- PROMPT -
Copy each line of the records that contains the word "образѣ".

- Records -
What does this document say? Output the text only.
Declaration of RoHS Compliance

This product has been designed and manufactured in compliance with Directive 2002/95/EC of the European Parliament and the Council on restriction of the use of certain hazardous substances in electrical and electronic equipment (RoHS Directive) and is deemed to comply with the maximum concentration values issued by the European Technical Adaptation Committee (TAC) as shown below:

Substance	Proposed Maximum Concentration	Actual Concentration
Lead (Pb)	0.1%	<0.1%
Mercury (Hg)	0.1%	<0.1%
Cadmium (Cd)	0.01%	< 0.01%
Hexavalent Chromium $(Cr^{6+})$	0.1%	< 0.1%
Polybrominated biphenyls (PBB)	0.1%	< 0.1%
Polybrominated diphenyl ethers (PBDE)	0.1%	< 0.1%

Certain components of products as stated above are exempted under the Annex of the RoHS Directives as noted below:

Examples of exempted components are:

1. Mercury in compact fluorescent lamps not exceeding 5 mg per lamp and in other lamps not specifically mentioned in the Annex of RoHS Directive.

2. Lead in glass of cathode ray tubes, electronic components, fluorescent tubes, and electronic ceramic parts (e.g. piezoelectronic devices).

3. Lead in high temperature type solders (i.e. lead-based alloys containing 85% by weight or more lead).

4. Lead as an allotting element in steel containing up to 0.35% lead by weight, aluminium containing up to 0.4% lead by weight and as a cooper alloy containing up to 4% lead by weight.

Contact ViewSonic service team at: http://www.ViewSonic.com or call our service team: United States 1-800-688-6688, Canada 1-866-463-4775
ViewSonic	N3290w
* * *
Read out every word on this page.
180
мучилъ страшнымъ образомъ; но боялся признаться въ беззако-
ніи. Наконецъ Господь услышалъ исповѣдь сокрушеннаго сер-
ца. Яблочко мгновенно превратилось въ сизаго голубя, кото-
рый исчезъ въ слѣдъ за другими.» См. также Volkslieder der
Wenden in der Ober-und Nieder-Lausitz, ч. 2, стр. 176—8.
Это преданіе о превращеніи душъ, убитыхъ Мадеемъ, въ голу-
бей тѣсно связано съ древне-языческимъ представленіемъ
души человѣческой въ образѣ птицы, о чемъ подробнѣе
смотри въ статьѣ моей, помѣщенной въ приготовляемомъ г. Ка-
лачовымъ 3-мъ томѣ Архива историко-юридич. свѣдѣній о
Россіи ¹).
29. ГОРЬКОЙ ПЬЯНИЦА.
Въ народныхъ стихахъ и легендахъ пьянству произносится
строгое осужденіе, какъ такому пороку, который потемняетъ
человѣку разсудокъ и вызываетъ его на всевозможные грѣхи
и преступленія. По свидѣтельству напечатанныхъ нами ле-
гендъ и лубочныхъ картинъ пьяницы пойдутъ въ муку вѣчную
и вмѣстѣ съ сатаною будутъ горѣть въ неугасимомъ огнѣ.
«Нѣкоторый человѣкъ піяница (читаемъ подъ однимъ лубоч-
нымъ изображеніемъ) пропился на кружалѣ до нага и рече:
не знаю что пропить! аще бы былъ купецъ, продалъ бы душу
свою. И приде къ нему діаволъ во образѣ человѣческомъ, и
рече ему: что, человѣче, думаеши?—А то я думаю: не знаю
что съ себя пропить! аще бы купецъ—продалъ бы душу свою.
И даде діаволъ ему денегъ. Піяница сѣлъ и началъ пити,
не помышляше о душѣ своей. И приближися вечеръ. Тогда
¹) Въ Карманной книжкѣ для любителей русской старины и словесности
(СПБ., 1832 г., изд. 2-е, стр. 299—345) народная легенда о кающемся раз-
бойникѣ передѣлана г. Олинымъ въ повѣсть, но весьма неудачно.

- COMPLETE OUTPUT -
души человѣческой въ образѣ птицы, о чемъ подробнѣе
свою. И приде къ нему діаволъ во образѣ человѣческомъ, и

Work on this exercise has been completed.